# Aim
Collect all the lines that mention the word "dead".
* START Supplied data *
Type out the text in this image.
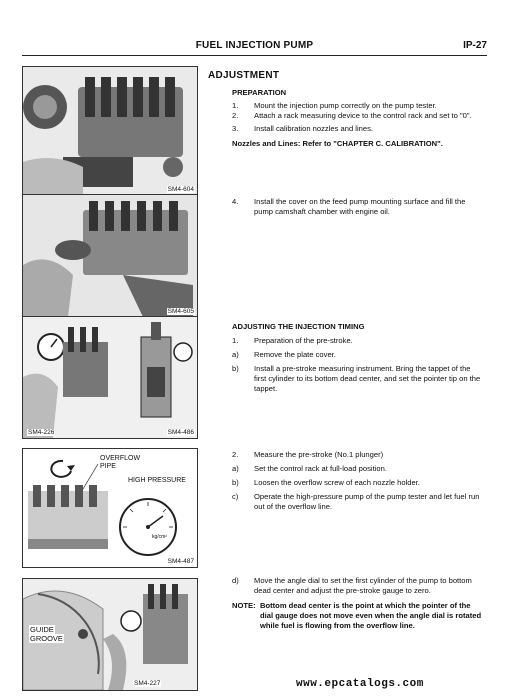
FUEL INJECTION PUMP	IP-27
SM4-604
SM4-605
SM4-226	SM4-486
OVERFLOW
PIPE
HIGH PRESSURE
kg/cm²
SM4-487
GUIDE
GROOVE
SM4-227
ADJUSTMENT
PREPARATION
1. Mount the injection pump correctly on the pump tester.
2. Attach a rack measuring device to the control rack and set to "0".
3. Install calibration nozzles and lines.
Nozzles and Lines: Refer to "CHAPTER C. CALIBRATION".
4. Install the cover on the feed pump mounting surface and fill the pump camshaft chamber with engine oil.
ADJUSTING THE INJECTION TIMING
1. Preparation of the pre-stroke.
a) Remove the plate cover.
b) Install a pre-stroke measuring instrument. Bring the tappet of the first cylinder to its bottom dead center, and set the pointer tip on the tappet.
2. Measure the pre-stroke (No.1 plunger)
a) Set the control rack at full-load position.
b) Loosen the overflow screw of each nozzle holder.
c) Operate the high-pressure pump of the pump tester and let fuel run out of the overflow line.
d) Move the angle dial to set the first cylinder of the pump to bottom dead center and adjust the pre-stroke gauge to zero.
NOTE: Bottom dead center is the point at which the pointer of the dial gauge does not move even when the angle dial is rotated while fuel is flowing from the overflow line.
www.epcatalogs.com
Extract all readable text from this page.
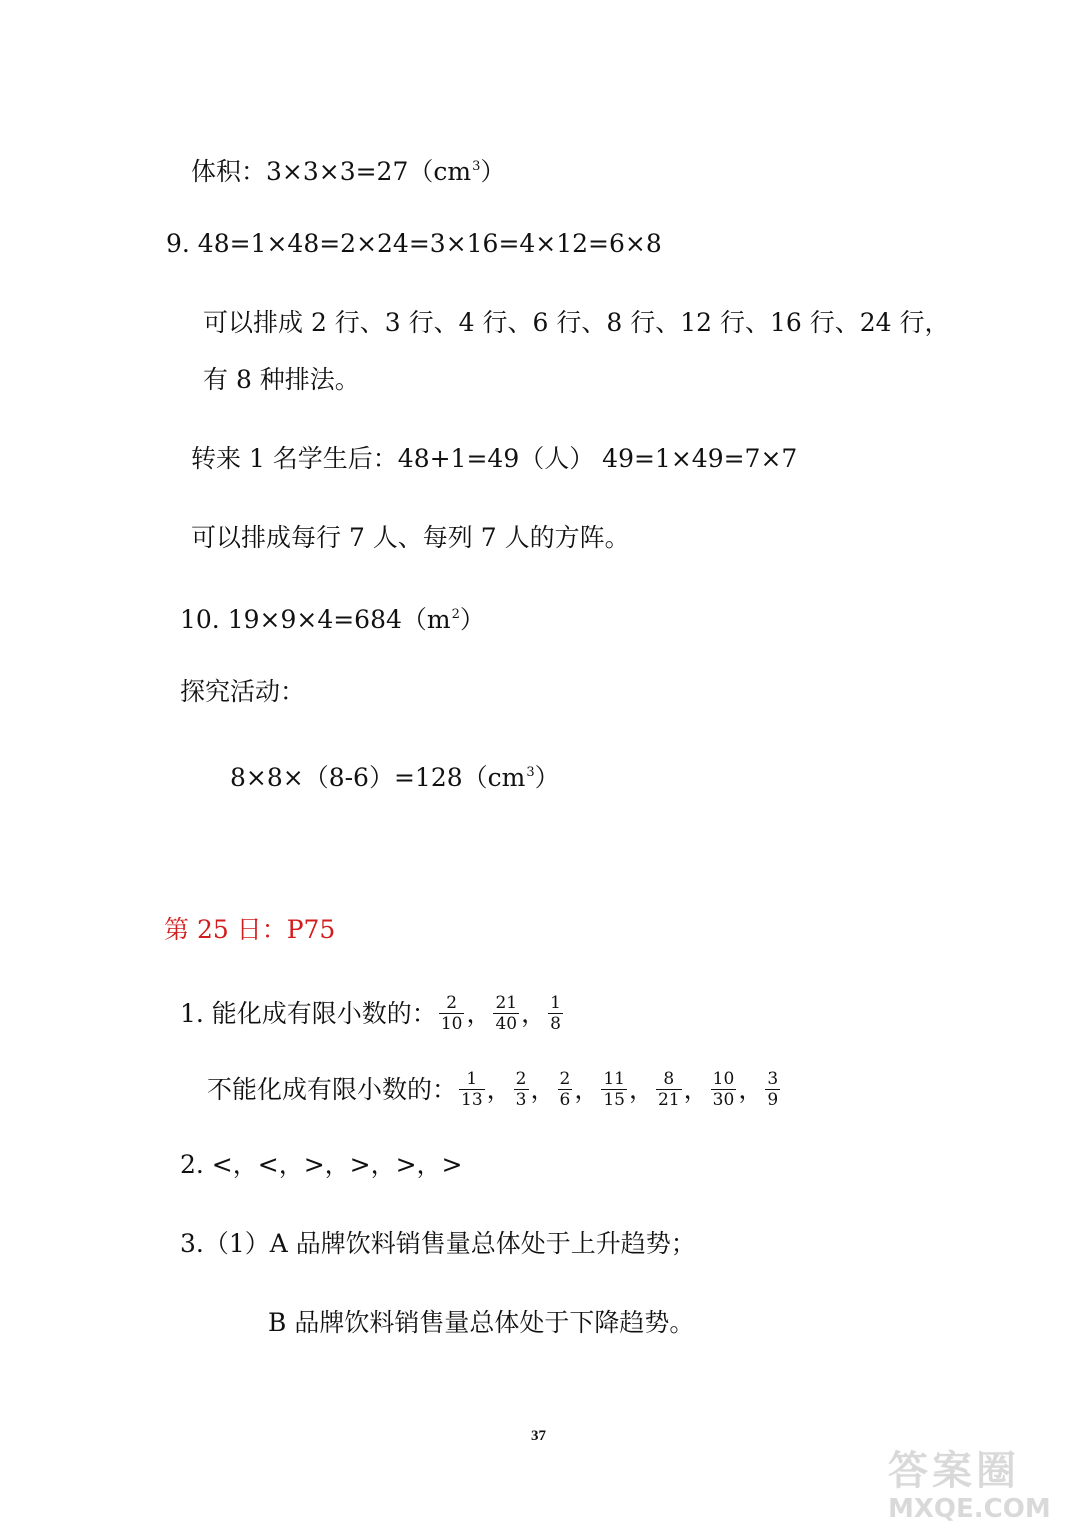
体积：$3\times 3\times 3=27(cm^3)$
9. 48=1×48=2×24=3×16=4×12=6×8
可以排成 2 行、3 行、4 行、6 行、8 行、12 行、16 行、24 行，
有 8 种排法。
转来 1 名学生后：48+1=49（人） 49=1×49=7×7
可以排成每行 7 人、每列 7 人的方阵。
10. $19\times 9\times 4=684(m^2)$
探究活动：
$8\times 8\times(8-6)=128(cm^3)$
第 25 日：P75
1. 能化成有限小数的： $\frac{2}{10}$ ， $\frac{21}{40}$ ， $\frac{1}{8}$
不能化成有限小数的： $\frac{1}{13}$ ， $\frac{2}{3}$ ， $\frac{2}{6}$ ， $\frac{11}{15}$ ， $\frac{8}{21}$ ， $\frac{10}{30}$ ， $\frac{3}{9}$
2. <，<，>，>，>，>
3.（1）A 品牌饮料销售量总体处于上升趋势；
B 品牌饮料销售量总体处于下降趋势。
37
答案圈
MXQE.COM
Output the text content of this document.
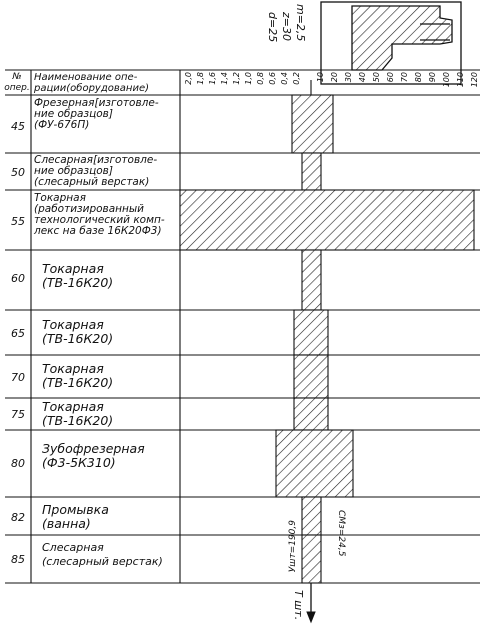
m=2,5
z=30
d=25
№
опер.
Наименование опе-
рации(оборудование)
2,0 1,8 1,6 1,4 1,2 1,0 0,8 0,6 0,4 0,2 10 20 30 40 50 60 70 80 90 100 110 120
45
Фрезерная[изготовле-
ние образцов]
(ФУ-676П)
50
Слесарная[изготовле-
ние образцов]
(слесарный верстак)
55
Токарная
(работизированный
технологический комп-
лекс на базе 16К20Ф3)
60
Токарная
(ТВ-16К20)
65
Токарная
(ТВ-16К20)
70
Токарная
(ТВ-16К20)
75
Токарная
(ТВ-16К20)
80
Зубофрезерная
(Ф3-5К310)
82
Промывка
(ванна)
85
Слесарная
(слесарный верстак)	Ушт=190,9	СМз=24,5
Т шт.
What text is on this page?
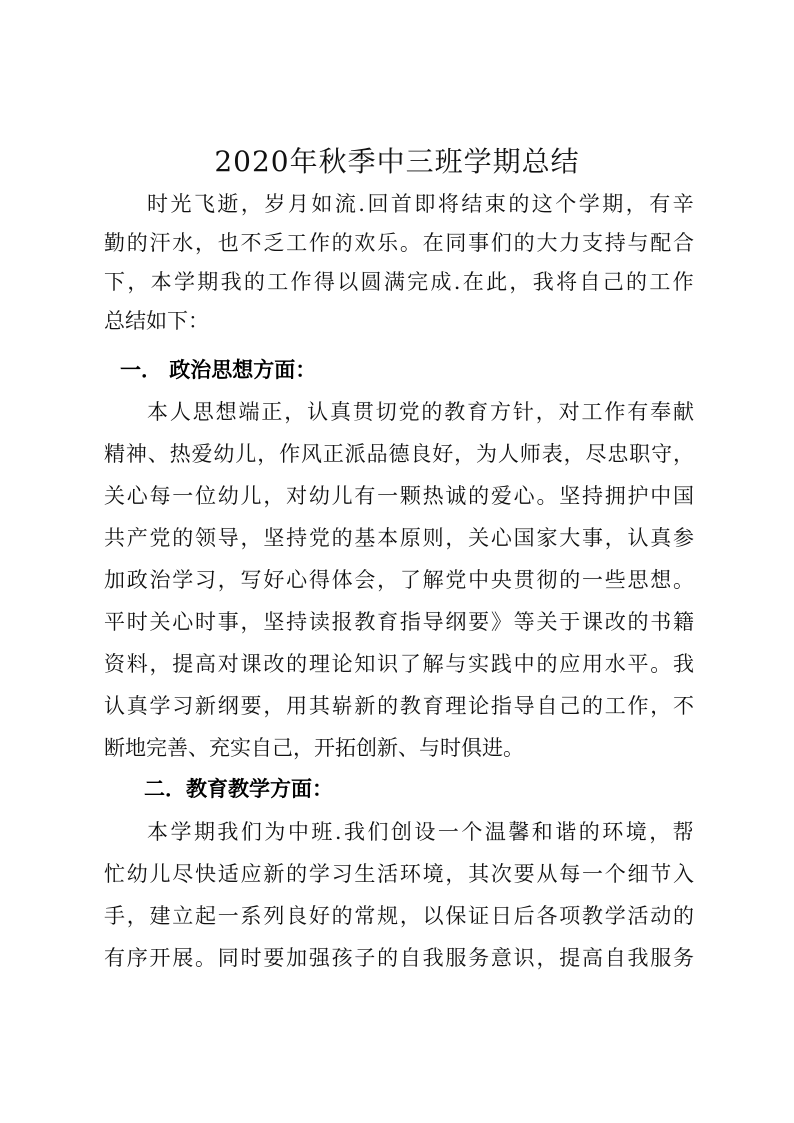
2020年秋季中三班学期总结

时光飞逝，岁月如流.回首即将结束的这个学期，有辛

勤的汗水，也不乏工作的欢乐。在同事们的大力支持与配合

下，本学期我的工作得以圆满完成.在此，我将自己的工作

总结如下：

一． 政治思想方面：

本人思想端正，认真贯切党的教育方针，对工作有奉献

精神、热爱幼儿，作风正派品德良好，为人师表，尽忠职守，

关心每一位幼儿，对幼儿有一颗热诚的爱心。坚持拥护中国

共产党的领导，坚持党的基本原则，关心国家大事，认真参

加政治学习，写好心得体会，了解党中央贯彻的一些思想。

平时关心时事，坚持读报教育指导纲要》等关于课改的书籍

资料，提高对课改的理论知识了解与实践中的应用水平。我

认真学习新纲要，用其崭新的教育理论指导自己的工作，不

断地完善、充实自己，开拓创新、与时俱进。

二．教育教学方面：

本学期我们为中班.我们创设一个温馨和谐的环境，帮

忙幼儿尽快适应新的学习生活环境，其次要从每一个细节入

手，建立起一系列良好的常规，以保证日后各项教学活动的

有序开展。同时要加强孩子的自我服务意识，提高自我服务
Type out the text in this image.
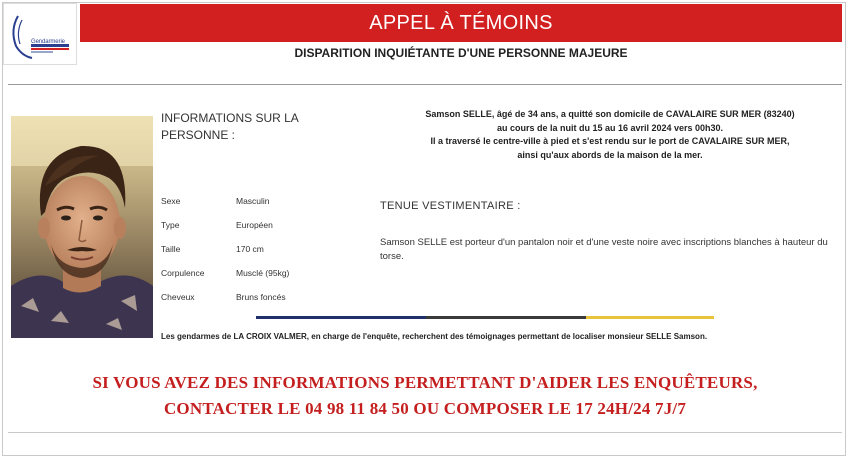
Gendarmerie
APPEL À TÉMOINS
DISPARITION INQUIÉTANTE D'UNE PERSONNE MAJEURE
INFORMATIONS SUR LA PERSONNE :
Sexe	Masculin
Type	Européen
Taille	170 cm
Corpulence	Musclé (95kg)
Cheveux	Bruns foncés
Samson SELLE, âgé de 34 ans, a quitté son domicile de CAVALAIRE SUR MER (83240)
au cours de la nuit du 15 au 16 avril 2024 vers 00h30.
Il a traversé le centre-ville à pied et s'est rendu sur le port de CAVALAIRE SUR MER,
ainsi qu'aux abords de la maison de la mer.
TENUE VESTIMENTAIRE :
Samson SELLE est porteur d'un pantalon noir et d'une veste noire avec inscriptions blanches à hauteur du torse.
Les gendarmes de LA CROIX VALMER, en charge de l'enquête, recherchent des témoignages permettant de localiser monsieur SELLE Samson.
SI VOUS AVEZ DES INFORMATIONS PERMETTANT D'AIDER LES ENQUÊTEURS,
CONTACTER LE 04 98 11 84 50 OU COMPOSER LE 17 24H/24 7J/7
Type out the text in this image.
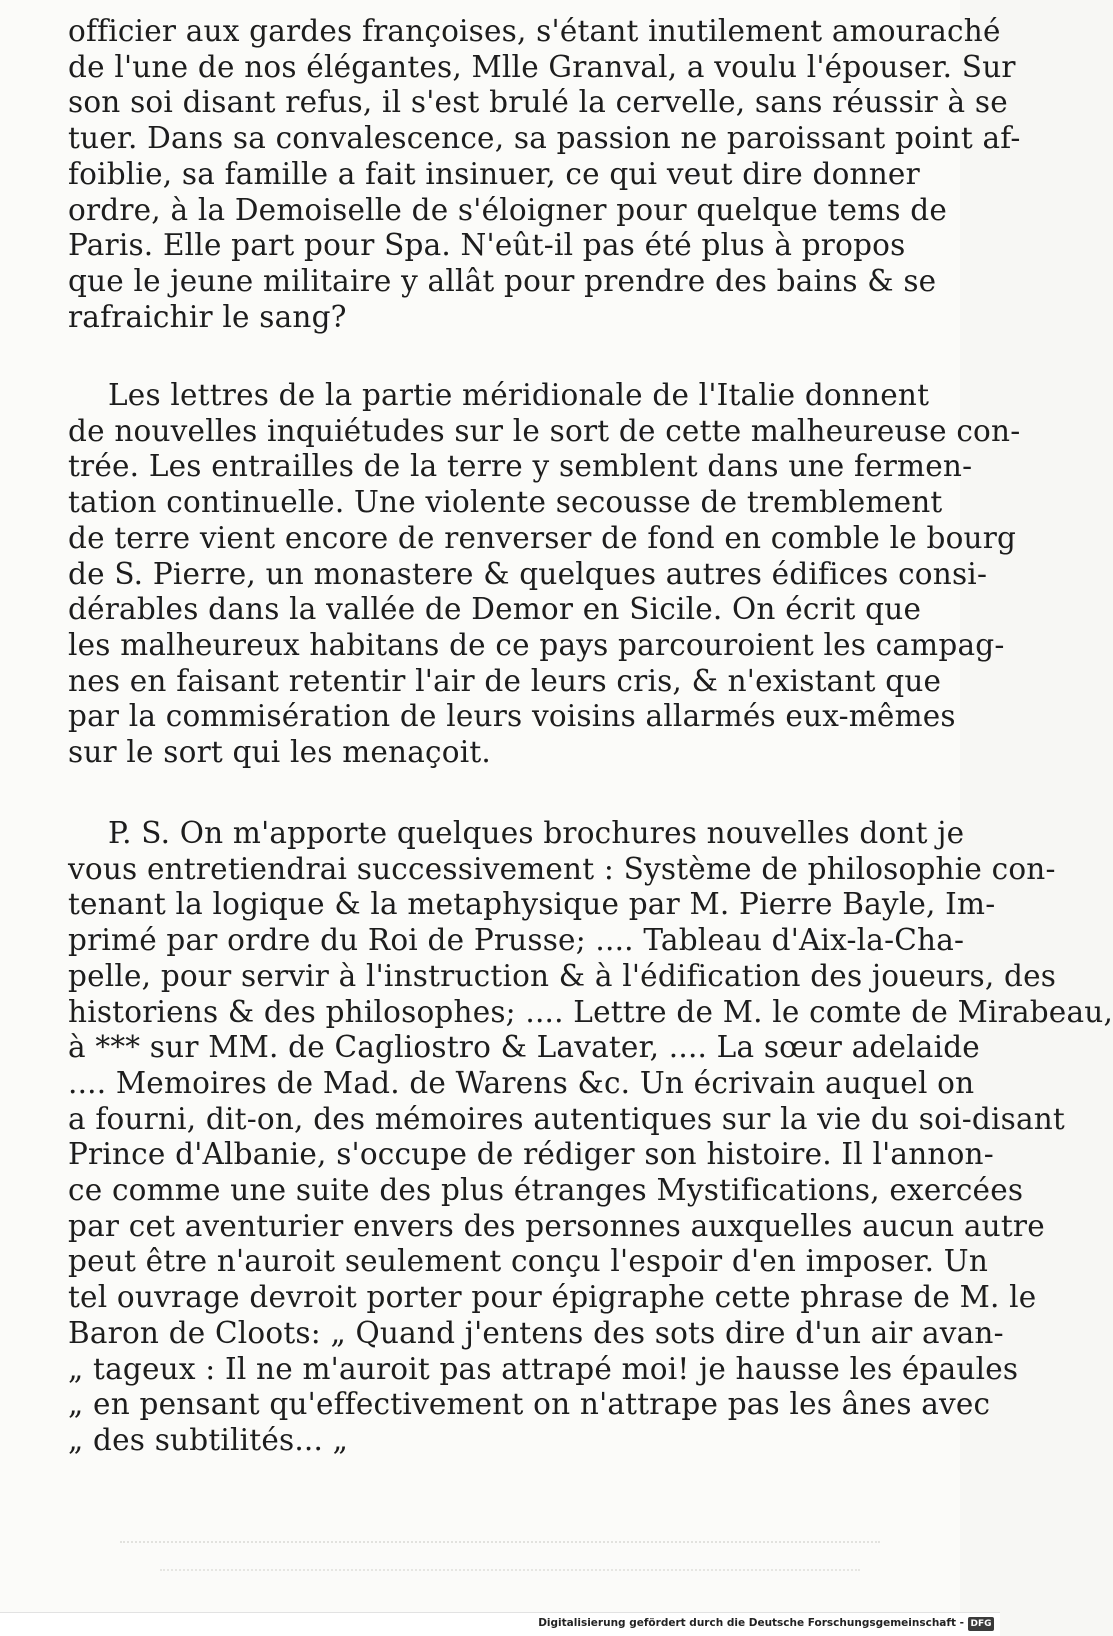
officier aux gardes françoises, s'étant inutilement amouraché
de l'une de nos élégantes, Mlle Granval, a voulu l'épouser. Sur
son soi disant refus, il s'est brulé la cervelle, sans réussir à se
tuer. Dans sa convalescence, sa passion ne paroissant point af-
foiblie, sa famille a fait insinuer, ce qui veut dire donner
ordre, à la Demoiselle de s'éloigner pour quelque tems de
Paris. Elle part pour Spa. N'eût-il pas été plus à propos
que le jeune militaire y allât pour prendre des bains & se
rafraichir le sang?
Les lettres de la partie méridionale de l'Italie donnent
de nouvelles inquiétudes sur le sort de cette malheureuse con-
trée. Les entrailles de la terre y semblent dans une fermen-
tation continuelle. Une violente secousse de tremblement
de terre vient encore de renverser de fond en comble le bourg
de S. Pierre, un monastere & quelques autres édifices consi-
dérables dans la vallée de Demor en Sicile. On écrit que
les malheureux habitans de ce pays parcouroient les campag-
nes en faisant retentir l'air de leurs cris, & n'existant que
par la commisération de leurs voisins allarmés eux-mêmes
sur le sort qui les menaçoit.
P. S. On m'apporte quelques brochures nouvelles dont je
vous entretiendrai successivement : Système de philosophie con-
tenant la logique & la metaphysique par M. Pierre Bayle, Im-
primé par ordre du Roi de Prusse; .... Tableau d'Aix-la-Cha-
pelle, pour servir à l'instruction & à l'édification des joueurs, des
historiens & des philosophes; .... Lettre de M. le comte de Mirabeau,
à *** sur MM. de Cagliostro & Lavater, .... La sœur adelaide
.... Memoires de Mad. de Warens &c. Un écrivain auquel on
a fourni, dit-on, des mémoires autentiques sur la vie du soi-disant
Prince d'Albanie, s'occupe de rédiger son histoire. Il l'annon-
ce comme une suite des plus étranges Mystifications, exercées
par cet aventurier envers des personnes auxquelles aucun autre
peut être n'auroit seulement conçu l'espoir d'en imposer. Un
tel ouvrage devroit porter pour épigraphe cette phrase de M. le
Baron de Cloots: „ Quand j'entens des sots dire d'un air avan-
„ tageux : Il ne m'auroit pas attrapé moi! je hausse les épaules
„ en pensant qu'effectivement on n'attrape pas les ânes avec
„ des subtilités... „
Digitalisierung gefördert durch die Deutsche Forschungsgemeinschaft - DFG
* END Supplied data *
# Complete response
b) Install a pre-stroke measuring instrument. Bring the tappet of the first cylinder to its bottom dead center, and set the pointer tip on the tappet.
d) Move the angle dial to set the first cylinder of the pump to bottom dead center and adjust the pre-stroke gauge to zero.
NOTE: Bottom dead center is the point at which the pointer of the dial gauge does not move even when the angle dial is rotated while fuel is flowing from the overflow line.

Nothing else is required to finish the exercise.